Brief
Copy the data precisely, keeping every character.

Input data

****

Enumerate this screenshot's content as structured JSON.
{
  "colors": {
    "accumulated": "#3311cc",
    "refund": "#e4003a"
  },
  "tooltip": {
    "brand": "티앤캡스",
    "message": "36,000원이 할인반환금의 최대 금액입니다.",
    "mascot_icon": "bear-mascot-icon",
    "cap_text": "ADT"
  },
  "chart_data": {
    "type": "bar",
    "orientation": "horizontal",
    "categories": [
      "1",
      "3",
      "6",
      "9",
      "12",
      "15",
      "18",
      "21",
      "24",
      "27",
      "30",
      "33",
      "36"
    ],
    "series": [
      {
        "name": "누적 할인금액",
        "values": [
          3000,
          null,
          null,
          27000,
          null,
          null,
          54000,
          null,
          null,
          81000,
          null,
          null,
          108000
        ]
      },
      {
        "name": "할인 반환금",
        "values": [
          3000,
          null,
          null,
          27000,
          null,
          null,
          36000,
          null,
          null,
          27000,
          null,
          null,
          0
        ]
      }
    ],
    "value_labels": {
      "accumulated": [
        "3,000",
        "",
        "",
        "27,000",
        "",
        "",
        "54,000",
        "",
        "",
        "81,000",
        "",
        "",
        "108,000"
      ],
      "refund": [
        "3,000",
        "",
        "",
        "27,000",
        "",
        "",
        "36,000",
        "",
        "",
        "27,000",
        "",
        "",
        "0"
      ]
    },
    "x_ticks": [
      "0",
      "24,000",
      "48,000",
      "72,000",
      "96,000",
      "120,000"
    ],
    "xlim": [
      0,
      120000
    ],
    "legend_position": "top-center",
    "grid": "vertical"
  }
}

****

Final result
Enumerate this screenshot's content as structured JSON.
{
  "colors": {
    "accumulated": "#3311cc",
    "refund": "#e4003a"
  },
  "tooltip": {
    "brand": "티앤캡스",
    "message": "36,000원이 할인반환금의 최대 금액입니다.",
    "mascot_icon": "bear-mascot-icon",
    "cap_text": "ADT"
  },
  "chart_data": {
    "type": "bar",
    "orientation": "horizontal",
    "categories": [
      "1",
      "3",
      "6",
      "9",
      "12",
      "15",
      "18",
      "21",
      "24",
      "27",
      "30",
      "33",
      "36"
    ],
    "series": [
      {
        "name": "누적 할인금액",
        "values": [
          3000,
          null,
          null,
          27000,
          null,
          null,
          54000,
          null,
          null,
          81000,
          null,
          null,
          108000
        ]
      },
      {
        "name": "할인 반환금",
        "values": [
          3000,
          null,
          null,
          27000,
          null,
          null,
          36000,
          null,
          null,
          27000,
          null,
          null,
          0
        ]
      }
    ],
    "value_labels": {
      "accumulated": [
        "3,000",
        "",
        "",
        "27,000",
        "",
        "",
        "54,000",
        "",
        "",
        "81,000",
        "",
        "",
        "108,000"
      ],
      "refund": [
        "3,000",
        "",
        "",
        "27,000",
        "",
        "",
        "36,000",
        "",
        "",
        "27,000",
        "",
        "",
        "0"
      ]
    },
    "x_ticks": [
      "0",
      "24,000",
      "48,000",
      "72,000",
      "96,000",
      "120,000"
    ],
    "xlim": [
      0,
      120000
    ],
    "legend_position": "top-center",
    "grid": "vertical"
  }
}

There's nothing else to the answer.